Goal: Give back the full listing, character for character, with no pictures.

BEGIN Exercise inputs

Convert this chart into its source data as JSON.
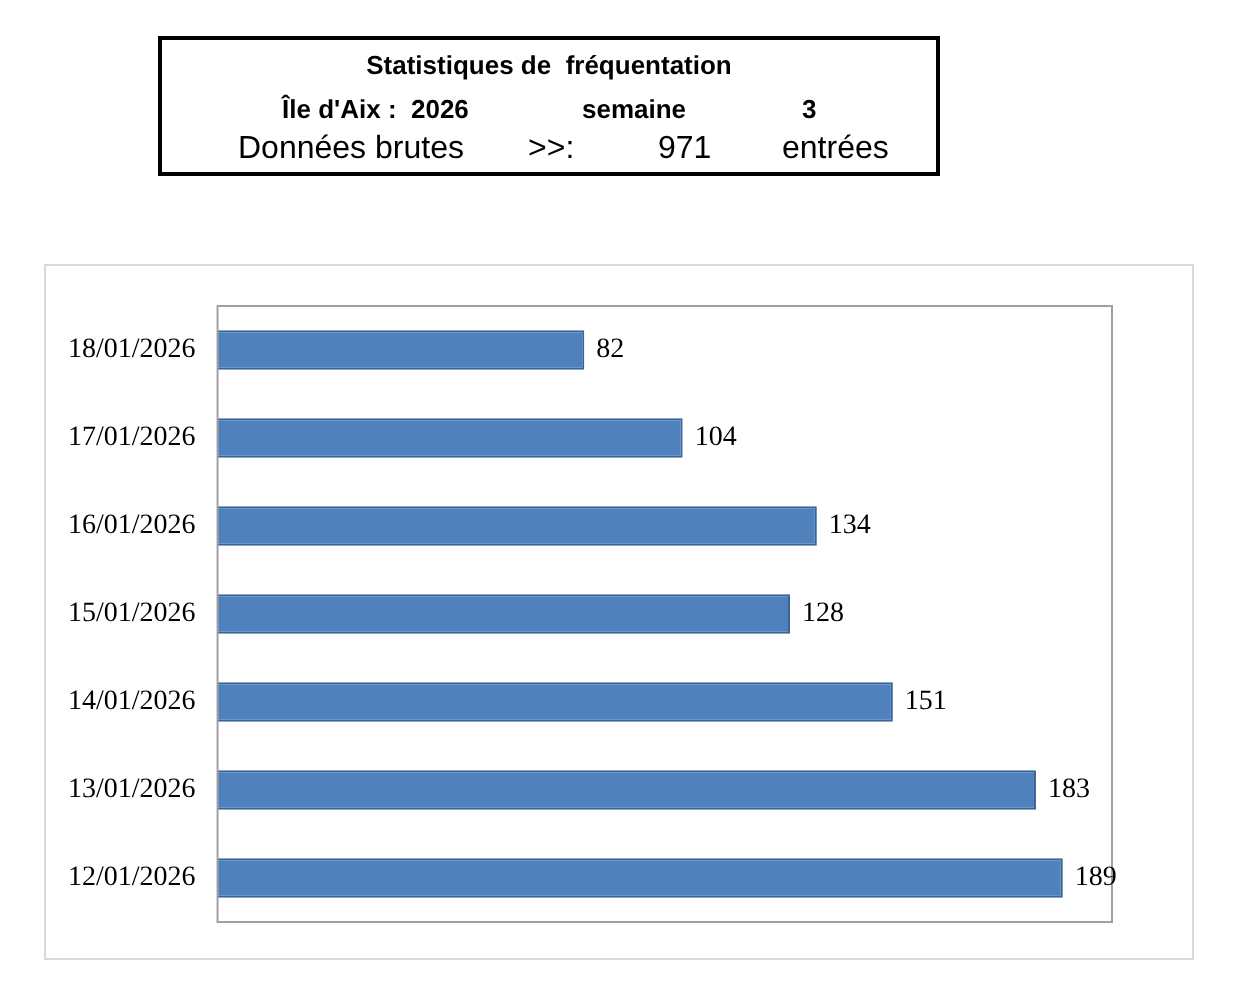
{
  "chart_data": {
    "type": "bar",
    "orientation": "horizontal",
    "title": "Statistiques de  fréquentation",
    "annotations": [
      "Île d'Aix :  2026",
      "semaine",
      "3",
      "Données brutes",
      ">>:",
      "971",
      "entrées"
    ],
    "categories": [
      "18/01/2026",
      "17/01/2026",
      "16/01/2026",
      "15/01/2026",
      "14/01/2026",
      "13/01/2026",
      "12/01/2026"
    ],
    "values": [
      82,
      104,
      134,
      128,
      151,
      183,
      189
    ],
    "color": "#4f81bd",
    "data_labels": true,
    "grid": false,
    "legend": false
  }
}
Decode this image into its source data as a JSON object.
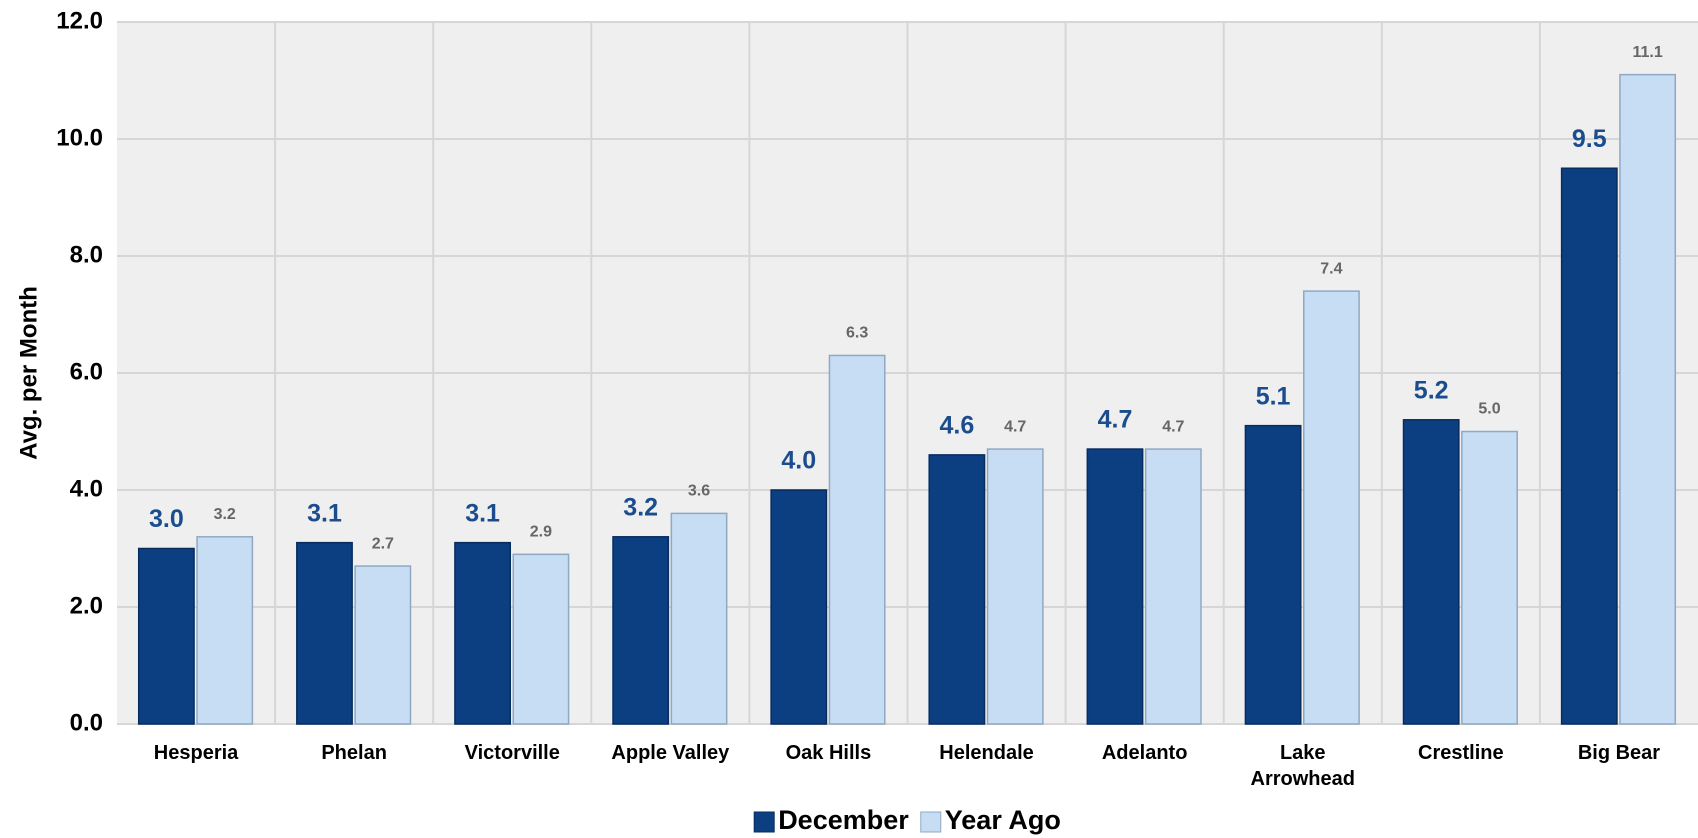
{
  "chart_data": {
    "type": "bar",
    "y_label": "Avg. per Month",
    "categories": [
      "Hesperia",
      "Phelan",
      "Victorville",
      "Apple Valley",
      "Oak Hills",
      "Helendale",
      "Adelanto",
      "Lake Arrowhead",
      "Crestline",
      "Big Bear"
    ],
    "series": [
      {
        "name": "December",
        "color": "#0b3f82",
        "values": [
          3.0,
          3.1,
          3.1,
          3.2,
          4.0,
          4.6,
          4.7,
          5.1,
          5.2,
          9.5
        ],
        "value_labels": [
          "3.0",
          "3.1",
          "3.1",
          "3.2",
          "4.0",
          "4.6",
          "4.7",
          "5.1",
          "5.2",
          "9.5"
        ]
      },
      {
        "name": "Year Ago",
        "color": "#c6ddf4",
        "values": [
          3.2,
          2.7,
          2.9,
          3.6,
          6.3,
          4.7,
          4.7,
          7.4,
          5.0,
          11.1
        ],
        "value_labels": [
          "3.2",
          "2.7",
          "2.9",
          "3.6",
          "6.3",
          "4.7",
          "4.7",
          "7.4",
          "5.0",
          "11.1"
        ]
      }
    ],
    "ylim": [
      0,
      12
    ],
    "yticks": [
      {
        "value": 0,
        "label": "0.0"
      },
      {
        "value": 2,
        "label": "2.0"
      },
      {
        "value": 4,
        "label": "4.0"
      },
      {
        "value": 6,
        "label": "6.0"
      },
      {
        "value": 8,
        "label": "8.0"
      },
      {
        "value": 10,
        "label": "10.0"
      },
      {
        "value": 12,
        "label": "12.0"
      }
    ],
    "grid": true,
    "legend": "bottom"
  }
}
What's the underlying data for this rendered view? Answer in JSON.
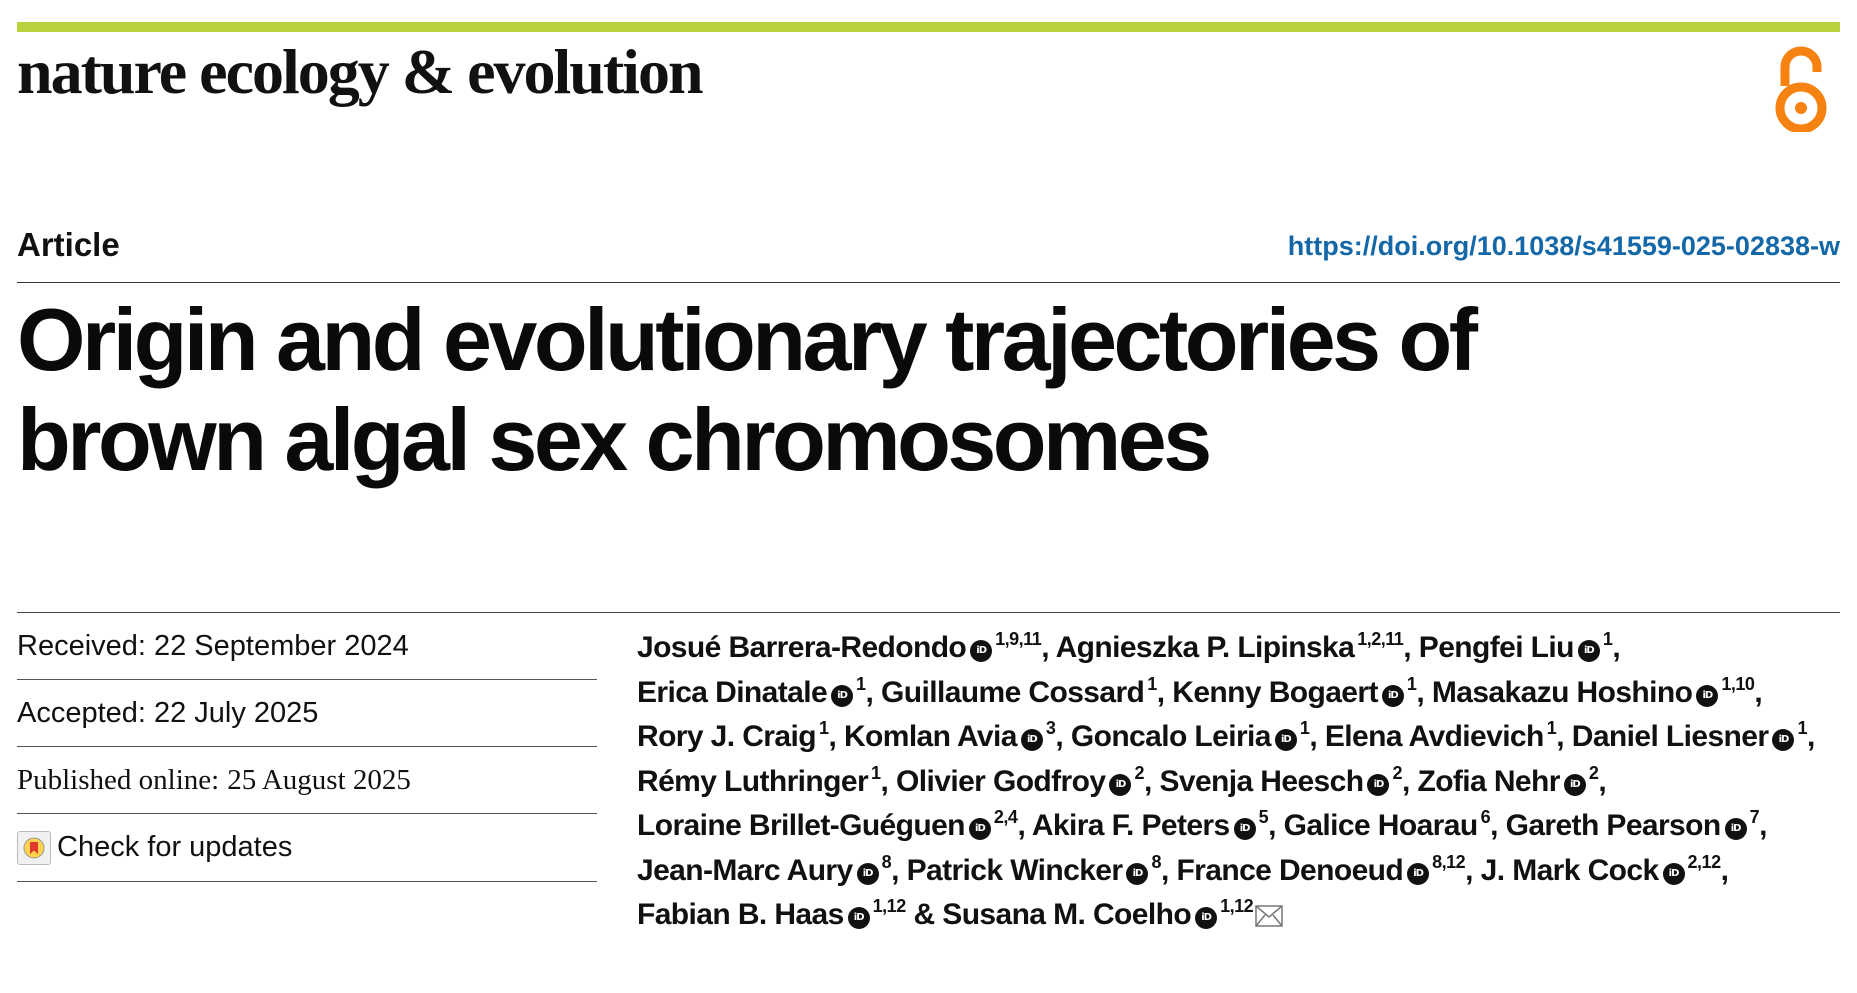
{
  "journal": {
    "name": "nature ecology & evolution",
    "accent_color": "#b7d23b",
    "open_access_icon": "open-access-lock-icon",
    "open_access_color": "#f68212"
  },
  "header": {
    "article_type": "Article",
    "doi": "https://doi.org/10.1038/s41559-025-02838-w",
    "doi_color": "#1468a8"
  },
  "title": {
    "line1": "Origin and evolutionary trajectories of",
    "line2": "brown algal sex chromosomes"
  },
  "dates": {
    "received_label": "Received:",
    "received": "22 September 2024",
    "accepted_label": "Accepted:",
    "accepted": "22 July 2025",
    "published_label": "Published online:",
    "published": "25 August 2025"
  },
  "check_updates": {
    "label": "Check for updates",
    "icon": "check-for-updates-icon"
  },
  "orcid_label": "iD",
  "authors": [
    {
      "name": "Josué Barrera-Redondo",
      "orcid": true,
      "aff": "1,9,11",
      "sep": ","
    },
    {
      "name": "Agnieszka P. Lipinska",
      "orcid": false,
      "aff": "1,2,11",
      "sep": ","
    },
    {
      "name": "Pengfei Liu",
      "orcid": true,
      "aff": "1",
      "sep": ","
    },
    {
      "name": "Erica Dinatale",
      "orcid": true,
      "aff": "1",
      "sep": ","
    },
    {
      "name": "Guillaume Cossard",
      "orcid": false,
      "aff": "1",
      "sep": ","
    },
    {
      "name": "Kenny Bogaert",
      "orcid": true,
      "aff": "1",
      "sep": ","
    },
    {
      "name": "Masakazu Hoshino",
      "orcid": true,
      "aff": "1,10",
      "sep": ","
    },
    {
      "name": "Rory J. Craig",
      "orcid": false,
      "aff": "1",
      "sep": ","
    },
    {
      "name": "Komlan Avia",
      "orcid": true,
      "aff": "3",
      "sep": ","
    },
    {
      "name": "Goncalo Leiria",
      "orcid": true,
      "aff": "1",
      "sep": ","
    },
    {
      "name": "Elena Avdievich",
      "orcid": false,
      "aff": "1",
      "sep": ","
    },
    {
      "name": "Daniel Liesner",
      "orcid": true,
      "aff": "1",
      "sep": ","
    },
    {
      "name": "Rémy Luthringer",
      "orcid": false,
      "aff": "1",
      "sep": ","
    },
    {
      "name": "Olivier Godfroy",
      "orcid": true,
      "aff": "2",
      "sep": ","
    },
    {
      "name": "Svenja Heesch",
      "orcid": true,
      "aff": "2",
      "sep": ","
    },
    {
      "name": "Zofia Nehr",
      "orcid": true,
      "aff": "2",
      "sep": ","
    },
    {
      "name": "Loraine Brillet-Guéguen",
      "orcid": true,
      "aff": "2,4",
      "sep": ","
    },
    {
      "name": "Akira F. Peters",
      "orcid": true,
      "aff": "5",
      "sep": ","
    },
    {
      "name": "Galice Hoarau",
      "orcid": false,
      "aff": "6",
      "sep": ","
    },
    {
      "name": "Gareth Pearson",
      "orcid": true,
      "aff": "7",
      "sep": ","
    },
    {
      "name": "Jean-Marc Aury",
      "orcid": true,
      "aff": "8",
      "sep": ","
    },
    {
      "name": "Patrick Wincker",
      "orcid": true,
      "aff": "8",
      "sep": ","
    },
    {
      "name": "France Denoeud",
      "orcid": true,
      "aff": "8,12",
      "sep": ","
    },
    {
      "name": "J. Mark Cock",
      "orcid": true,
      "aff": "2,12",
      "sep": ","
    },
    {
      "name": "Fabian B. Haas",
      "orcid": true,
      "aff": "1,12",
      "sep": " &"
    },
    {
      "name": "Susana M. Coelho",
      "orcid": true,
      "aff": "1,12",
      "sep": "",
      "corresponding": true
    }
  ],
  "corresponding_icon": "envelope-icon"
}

END Exercise inputs

Result of the task:
Convert this chart into its source data as JSON.
{
  "chart_data": {
    "type": "bar",
    "orientation": "horizontal",
    "title": "Statistiques de  fréquentation",
    "annotations": [
      "Île d'Aix :  2026",
      "semaine",
      "3",
      "Données brutes",
      ">>:",
      "971",
      "entrées"
    ],
    "categories": [
      "18/01/2026",
      "17/01/2026",
      "16/01/2026",
      "15/01/2026",
      "14/01/2026",
      "13/01/2026",
      "12/01/2026"
    ],
    "values": [
      82,
      104,
      134,
      128,
      151,
      183,
      189
    ],
    "color": "#4f81bd",
    "data_labels": true,
    "grid": false,
    "legend": false
  }
}
Decode this image into its source data as a JSON object.
{
  "chart_data": {
    "type": "bar",
    "y_label": "Avg. per Month",
    "categories": [
      "Hesperia",
      "Phelan",
      "Victorville",
      "Apple Valley",
      "Oak Hills",
      "Helendale",
      "Adelanto",
      "Lake Arrowhead",
      "Crestline",
      "Big Bear"
    ],
    "series": [
      {
        "name": "December",
        "color": "#0b3f82",
        "values": [
          3.0,
          3.1,
          3.1,
          3.2,
          4.0,
          4.6,
          4.7,
          5.1,
          5.2,
          9.5
        ],
        "value_labels": [
          "3.0",
          "3.1",
          "3.1",
          "3.2",
          "4.0",
          "4.6",
          "4.7",
          "5.1",
          "5.2",
          "9.5"
        ]
      },
      {
        "name": "Year Ago",
        "color": "#c6ddf4",
        "values": [
          3.2,
          2.7,
          2.9,
          3.6,
          6.3,
          4.7,
          4.7,
          7.4,
          5.0,
          11.1
        ],
        "value_labels": [
          "3.2",
          "2.7",
          "2.9",
          "3.6",
          "6.3",
          "4.7",
          "4.7",
          "7.4",
          "5.0",
          "11.1"
        ]
      }
    ],
    "ylim": [
      0,
      12
    ],
    "yticks": [
      {
        "value": 0,
        "label": "0.0"
      },
      {
        "value": 2,
        "label": "2.0"
      },
      {
        "value": 4,
        "label": "4.0"
      },
      {
        "value": 6,
        "label": "6.0"
      },
      {
        "value": 8,
        "label": "8.0"
      },
      {
        "value": 10,
        "label": "10.0"
      },
      {
        "value": 12,
        "label": "12.0"
      }
    ],
    "grid": true,
    "legend": "bottom"
  }
}
What's the underlying data for this rendered view? Answer in JSON.
{
  "journal": {
    "name": "nature ecology & evolution",
    "accent_color": "#b7d23b",
    "open_access_icon": "open-access-lock-icon",
    "open_access_color": "#f68212"
  },
  "header": {
    "article_type": "Article",
    "doi": "https://doi.org/10.1038/s41559-025-02838-w",
    "doi_color": "#1468a8"
  },
  "title": {
    "line1": "Origin and evolutionary trajectories of",
    "line2": "brown algal sex chromosomes"
  },
  "dates": {
    "received_label": "Received:",
    "received": "22 September 2024",
    "accepted_label": "Accepted:",
    "accepted": "22 July 2025",
    "published_label": "Published online:",
    "published": "25 August 2025"
  },
  "check_updates": {
    "label": "Check for updates",
    "icon": "check-for-updates-icon"
  },
  "orcid_label": "iD",
  "authors": [
    {
      "name": "Josué Barrera-Redondo",
      "orcid": true,
      "aff": "1,9,11",
      "sep": ","
    },
    {
      "name": "Agnieszka P. Lipinska",
      "orcid": false,
      "aff": "1,2,11",
      "sep": ","
    },
    {
      "name": "Pengfei Liu",
      "orcid": true,
      "aff": "1",
      "sep": ","
    },
    {
      "name": "Erica Dinatale",
      "orcid": true,
      "aff": "1",
      "sep": ","
    },
    {
      "name": "Guillaume Cossard",
      "orcid": false,
      "aff": "1",
      "sep": ","
    },
    {
      "name": "Kenny Bogaert",
      "orcid": true,
      "aff": "1",
      "sep": ","
    },
    {
      "name": "Masakazu Hoshino",
      "orcid": true,
      "aff": "1,10",
      "sep": ","
    },
    {
      "name": "Rory J. Craig",
      "orcid": false,
      "aff": "1",
      "sep": ","
    },
    {
      "name": "Komlan Avia",
      "orcid": true,
      "aff": "3",
      "sep": ","
    },
    {
      "name": "Goncalo Leiria",
      "orcid": true,
      "aff": "1",
      "sep": ","
    },
    {
      "name": "Elena Avdievich",
      "orcid": false,
      "aff": "1",
      "sep": ","
    },
    {
      "name": "Daniel Liesner",
      "orcid": true,
      "aff": "1",
      "sep": ","
    },
    {
      "name": "Rémy Luthringer",
      "orcid": false,
      "aff": "1",
      "sep": ","
    },
    {
      "name": "Olivier Godfroy",
      "orcid": true,
      "aff": "2",
      "sep": ","
    },
    {
      "name": "Svenja Heesch",
      "orcid": true,
      "aff": "2",
      "sep": ","
    },
    {
      "name": "Zofia Nehr",
      "orcid": true,
      "aff": "2",
      "sep": ","
    },
    {
      "name": "Loraine Brillet-Guéguen",
      "orcid": true,
      "aff": "2,4",
      "sep": ","
    },
    {
      "name": "Akira F. Peters",
      "orcid": true,
      "aff": "5",
      "sep": ","
    },
    {
      "name": "Galice Hoarau",
      "orcid": false,
      "aff": "6",
      "sep": ","
    },
    {
      "name": "Gareth Pearson",
      "orcid": true,
      "aff": "7",
      "sep": ","
    },
    {
      "name": "Jean-Marc Aury",
      "orcid": true,
      "aff": "8",
      "sep": ","
    },
    {
      "name": "Patrick Wincker",
      "orcid": true,
      "aff": "8",
      "sep": ","
    },
    {
      "name": "France Denoeud",
      "orcid": true,
      "aff": "8,12",
      "sep": ","
    },
    {
      "name": "J. Mark Cock",
      "orcid": true,
      "aff": "2,12",
      "sep": ","
    },
    {
      "name": "Fabian B. Haas",
      "orcid": true,
      "aff": "1,12",
      "sep": " &"
    },
    {
      "name": "Susana M. Coelho",
      "orcid": true,
      "aff": "1,12",
      "sep": "",
      "corresponding": true
    }
  ],
  "corresponding_icon": "envelope-icon"
}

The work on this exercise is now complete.